Work to complete: Set every record down verbatim and omit the pictures.

Given data:

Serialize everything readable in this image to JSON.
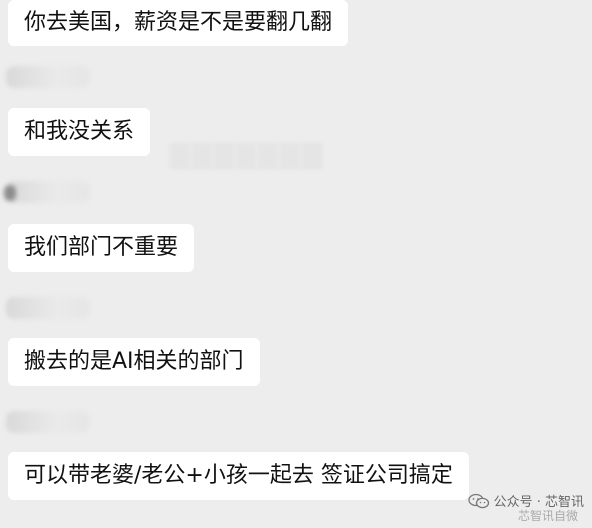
{
  "messages": [
    {
      "text": "你去美国，薪资是不是要翻几翻"
    },
    {
      "text": "和我没关系"
    },
    {
      "text": "我们部门不重要"
    },
    {
      "text": "搬去的是AI相关的部门"
    },
    {
      "text": "可以带老婆/老公+小孩一起去 签证公司搞定"
    }
  ],
  "watermark": {
    "label": "公众号 · 芯智讯",
    "secondary": "芯智讯自微",
    "icon": "wechat-icon"
  },
  "colors": {
    "background": "#ededed",
    "bubble": "#ffffff",
    "text": "#111111"
  }
}
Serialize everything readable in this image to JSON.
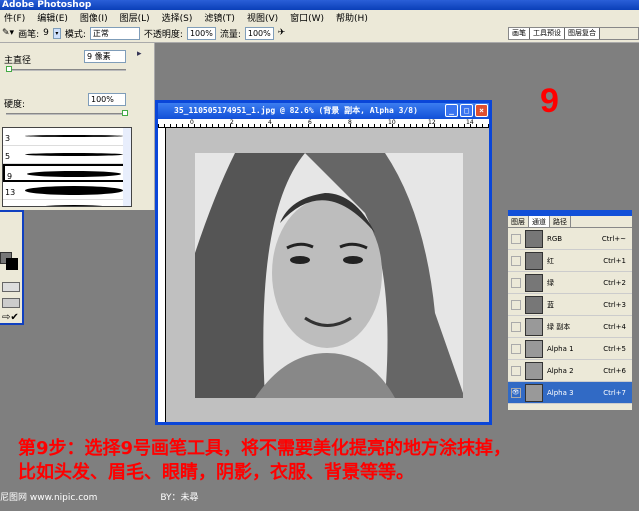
{
  "app": {
    "title": "Adobe Photoshop"
  },
  "menu": [
    "件(F)",
    "编辑(E)",
    "图像(I)",
    "图层(L)",
    "选择(S)",
    "滤镜(T)",
    "视图(V)",
    "窗口(W)",
    "帮助(H)"
  ],
  "options": {
    "brush_label": "画笔:",
    "brush_size": "9",
    "mode_label": "模式:",
    "mode_value": "正常",
    "opacity_label": "不透明度:",
    "opacity_value": "100%",
    "flow_label": "流量:",
    "flow_value": "100%"
  },
  "palette_well": [
    "画笔",
    "工具预设",
    "图层复合"
  ],
  "brush_panel": {
    "diameter_label": "主直径",
    "diameter_value": "9 像素",
    "hardness_label": "硬度:",
    "hardness_value": "100%",
    "diameter_fraction": 0.03,
    "hardness_fraction": 1.0,
    "presets": [
      "3",
      "5",
      "9",
      "13",
      ""
    ],
    "selected": "9"
  },
  "document": {
    "title": "35_110505174951_1.jpg @ 82.6% (背景 副本, Alpha 3/8)",
    "ruler_ticks": [
      "0",
      "2",
      "4",
      "6",
      "8",
      "10",
      "12",
      "14"
    ]
  },
  "step_number": "9",
  "channels": {
    "tabs": [
      "图层",
      "通道",
      "路径"
    ],
    "active_tab": "通道",
    "rows": [
      {
        "name": "RGB",
        "shortcut": "Ctrl+~"
      },
      {
        "name": "红",
        "shortcut": "Ctrl+1"
      },
      {
        "name": "绿",
        "shortcut": "Ctrl+2"
      },
      {
        "name": "蓝",
        "shortcut": "Ctrl+3"
      },
      {
        "name": "绿 副本",
        "shortcut": "Ctrl+4"
      },
      {
        "name": "Alpha 1",
        "shortcut": "Ctrl+5"
      },
      {
        "name": "Alpha 2",
        "shortcut": "Ctrl+6"
      },
      {
        "name": "Alpha 3",
        "shortcut": "Ctrl+7",
        "selected": true
      }
    ]
  },
  "caption": {
    "line1": "第9步：选择9号画笔工具，将不需要美化提亮的地方涂抹掉，",
    "line2": "比如头发、眉毛、眼睛，阴影，衣服、背景等等。"
  },
  "footer": {
    "site": "尼图网 www.nipic.com",
    "author": "BY：未尋"
  },
  "colors": {
    "accent": "#ff0000",
    "titlebar": "#0a46d8",
    "selection": "#316ac5"
  }
}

The answer:
Serialize everything readable in this image to JSON.
{
  "messages": [
    {
      "text": "你去美国，薪资是不是要翻几翻"
    },
    {
      "text": "和我没关系"
    },
    {
      "text": "我们部门不重要"
    },
    {
      "text": "搬去的是AI相关的部门"
    },
    {
      "text": "可以带老婆/老公+小孩一起去 签证公司搞定"
    }
  ],
  "watermark": {
    "label": "公众号 · 芯智讯",
    "secondary": "芯智讯自微",
    "icon": "wechat-icon"
  },
  "colors": {
    "background": "#ededed",
    "bubble": "#ffffff",
    "text": "#111111"
  }
}
Serialize everything readable in this image to JSON.
{
  "app": {
    "title": "Adobe Photoshop"
  },
  "menu": [
    "件(F)",
    "编辑(E)",
    "图像(I)",
    "图层(L)",
    "选择(S)",
    "滤镜(T)",
    "视图(V)",
    "窗口(W)",
    "帮助(H)"
  ],
  "options": {
    "brush_label": "画笔:",
    "brush_size": "9",
    "mode_label": "模式:",
    "mode_value": "正常",
    "opacity_label": "不透明度:",
    "opacity_value": "100%",
    "flow_label": "流量:",
    "flow_value": "100%"
  },
  "palette_well": [
    "画笔",
    "工具预设",
    "图层复合"
  ],
  "brush_panel": {
    "diameter_label": "主直径",
    "diameter_value": "9 像素",
    "hardness_label": "硬度:",
    "hardness_value": "100%",
    "diameter_fraction": 0.03,
    "hardness_fraction": 1.0,
    "presets": [
      "3",
      "5",
      "9",
      "13",
      ""
    ],
    "selected": "9"
  },
  "document": {
    "title": "35_110505174951_1.jpg @ 82.6% (背景 副本, Alpha 3/8)",
    "ruler_ticks": [
      "0",
      "2",
      "4",
      "6",
      "8",
      "10",
      "12",
      "14"
    ]
  },
  "step_number": "9",
  "channels": {
    "tabs": [
      "图层",
      "通道",
      "路径"
    ],
    "active_tab": "通道",
    "rows": [
      {
        "name": "RGB",
        "shortcut": "Ctrl+~"
      },
      {
        "name": "红",
        "shortcut": "Ctrl+1"
      },
      {
        "name": "绿",
        "shortcut": "Ctrl+2"
      },
      {
        "name": "蓝",
        "shortcut": "Ctrl+3"
      },
      {
        "name": "绿 副本",
        "shortcut": "Ctrl+4"
      },
      {
        "name": "Alpha 1",
        "shortcut": "Ctrl+5"
      },
      {
        "name": "Alpha 2",
        "shortcut": "Ctrl+6"
      },
      {
        "name": "Alpha 3",
        "shortcut": "Ctrl+7",
        "selected": true
      }
    ]
  },
  "caption": {
    "line1": "第9步：选择9号画笔工具，将不需要美化提亮的地方涂抹掉，",
    "line2": "比如头发、眉毛、眼睛，阴影，衣服、背景等等。"
  },
  "footer": {
    "site": "尼图网 www.nipic.com",
    "author": "BY：未尋"
  },
  "colors": {
    "accent": "#ff0000",
    "titlebar": "#0a46d8",
    "selection": "#316ac5"
  }
}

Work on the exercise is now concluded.